BEGIN Information provided
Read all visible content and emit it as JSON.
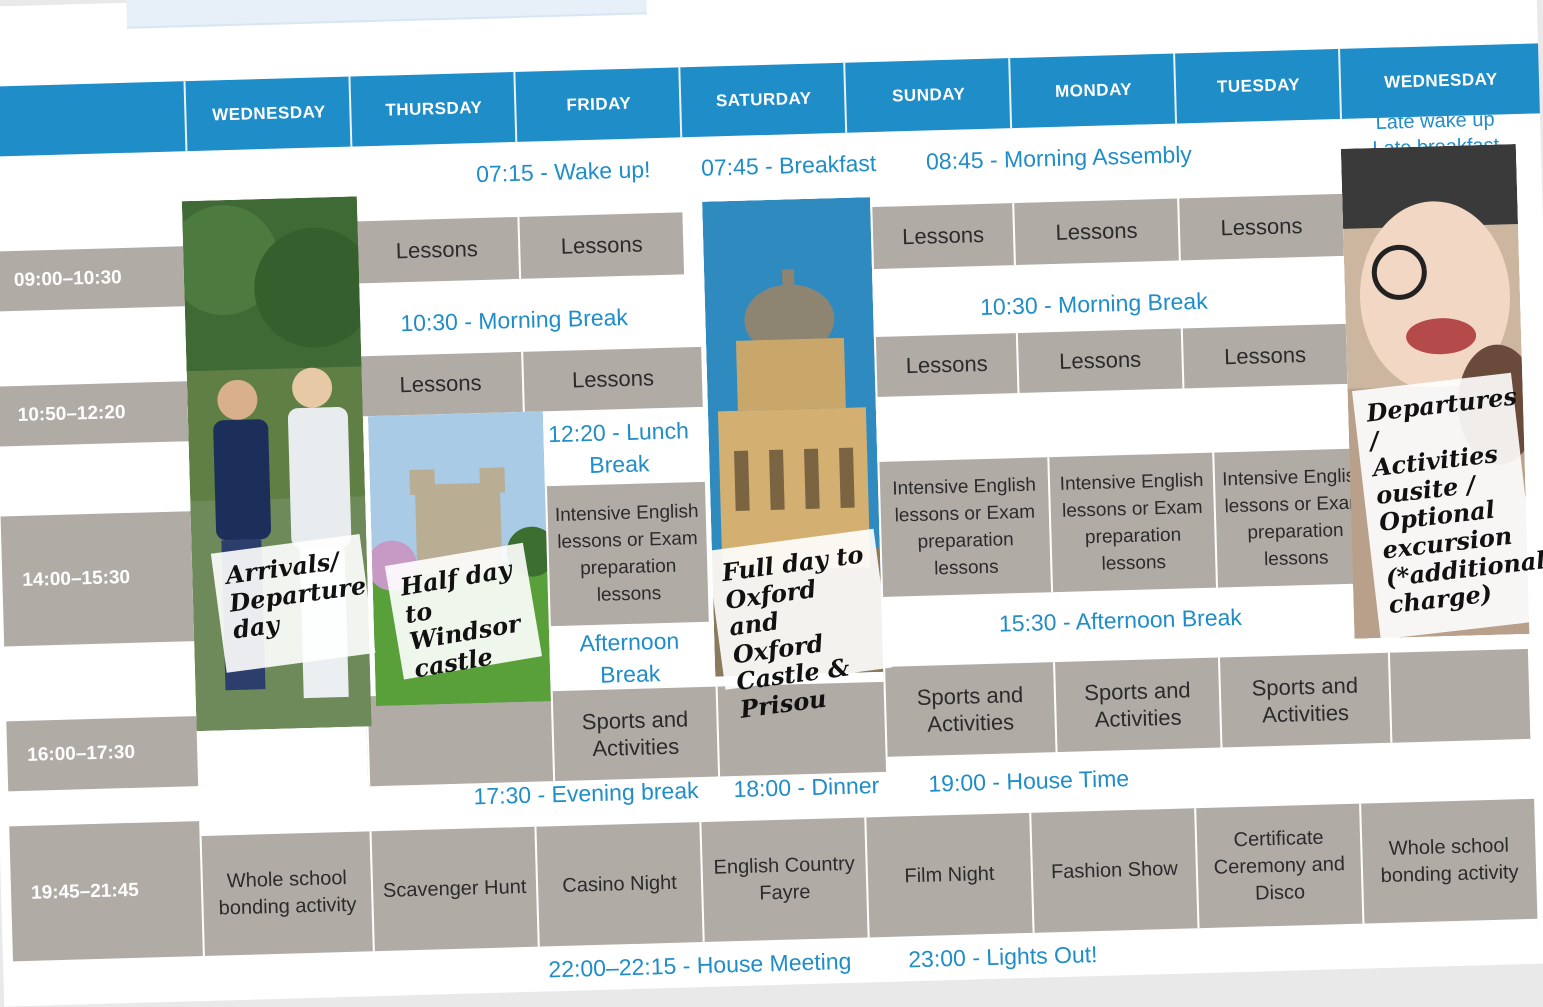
{
  "days": [
    "WEDNESDAY",
    "THURSDAY",
    "FRIDAY",
    "SATURDAY",
    "SUNDAY",
    "MONDAY",
    "TUESDAY",
    "WEDNESDAY"
  ],
  "times": [
    "09:00–10:30",
    "10:50–12:20",
    "14:00–15:30",
    "16:00–17:30",
    "19:45–21:45"
  ],
  "announcements": {
    "wake_up": "07:15 - Wake up!",
    "breakfast": "07:45 - Breakfast",
    "assembly": "08:45 - Morning Assembly",
    "late_wake": "Late wake up",
    "late_breakfast": "Late breakfast",
    "morning_break": "10:30 - Morning Break",
    "lunch_break": "12:20 - Lunch Break",
    "afternoon_break_short": "Afternoon Break",
    "afternoon_break": "15:30 - Afternoon Break",
    "evening_break": "17:30 - Evening break",
    "dinner": "18:00 - Dinner",
    "house_time": "19:00 - House Time",
    "house_meeting": "22:00–22:15 - House Meeting",
    "lights_out": "23:00 - Lights Out!"
  },
  "cells": {
    "lessons": "Lessons",
    "intensive": "Intensive English lessons or Exam preparation lessons",
    "sports": "Sports and Activities"
  },
  "evening": [
    "Whole school bonding activity",
    "Scavenger Hunt",
    "Casino Night",
    "English Country Fayre",
    "Film Night",
    "Fashion Show",
    "Certificate Ceremony and Disco",
    "Whole school bonding activity"
  ],
  "notes": {
    "arrivals": "Arrivals/ Departure day",
    "windsor": "Half day to Windsor castle",
    "oxford": "Full day to Oxford and Oxford Castle & Prisou",
    "departures": "Departures / Activities ousite / Optional excursion (*additional charge)"
  },
  "colors": {
    "brand_blue": "#1f8dc8",
    "cell_grey": "#b1aba6",
    "header_text": "#ffffff"
  }
}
END Information provided
(Work instructions)
Repeat everything in the records precisely. Images are excluded from the copy.

(Complete output)
Read all visible content and emit it as JSON.
{
  "days": [
    "WEDNESDAY",
    "THURSDAY",
    "FRIDAY",
    "SATURDAY",
    "SUNDAY",
    "MONDAY",
    "TUESDAY",
    "WEDNESDAY"
  ],
  "times": [
    "09:00–10:30",
    "10:50–12:20",
    "14:00–15:30",
    "16:00–17:30",
    "19:45–21:45"
  ],
  "announcements": {
    "wake_up": "07:15 - Wake up!",
    "breakfast": "07:45 - Breakfast",
    "assembly": "08:45 - Morning Assembly",
    "late_wake": "Late wake up",
    "late_breakfast": "Late breakfast",
    "morning_break": "10:30 - Morning Break",
    "lunch_break": "12:20 - Lunch Break",
    "afternoon_break_short": "Afternoon Break",
    "afternoon_break": "15:30 - Afternoon Break",
    "evening_break": "17:30 - Evening break",
    "dinner": "18:00 - Dinner",
    "house_time": "19:00 - House Time",
    "house_meeting": "22:00–22:15 - House Meeting",
    "lights_out": "23:00 - Lights Out!"
  },
  "cells": {
    "lessons": "Lessons",
    "intensive": "Intensive English lessons or Exam preparation lessons",
    "sports": "Sports and Activities"
  },
  "evening": [
    "Whole school bonding activity",
    "Scavenger Hunt",
    "Casino Night",
    "English Country Fayre",
    "Film Night",
    "Fashion Show",
    "Certificate Ceremony and Disco",
    "Whole school bonding activity"
  ],
  "notes": {
    "arrivals": "Arrivals/ Departure day",
    "windsor": "Half day to Windsor castle",
    "oxford": "Full day to Oxford and Oxford Castle & Prisou",
    "departures": "Departures / Activities ousite / Optional excursion (*additional charge)"
  },
  "colors": {
    "brand_blue": "#1f8dc8",
    "cell_grey": "#b1aba6",
    "header_text": "#ffffff"
  }
}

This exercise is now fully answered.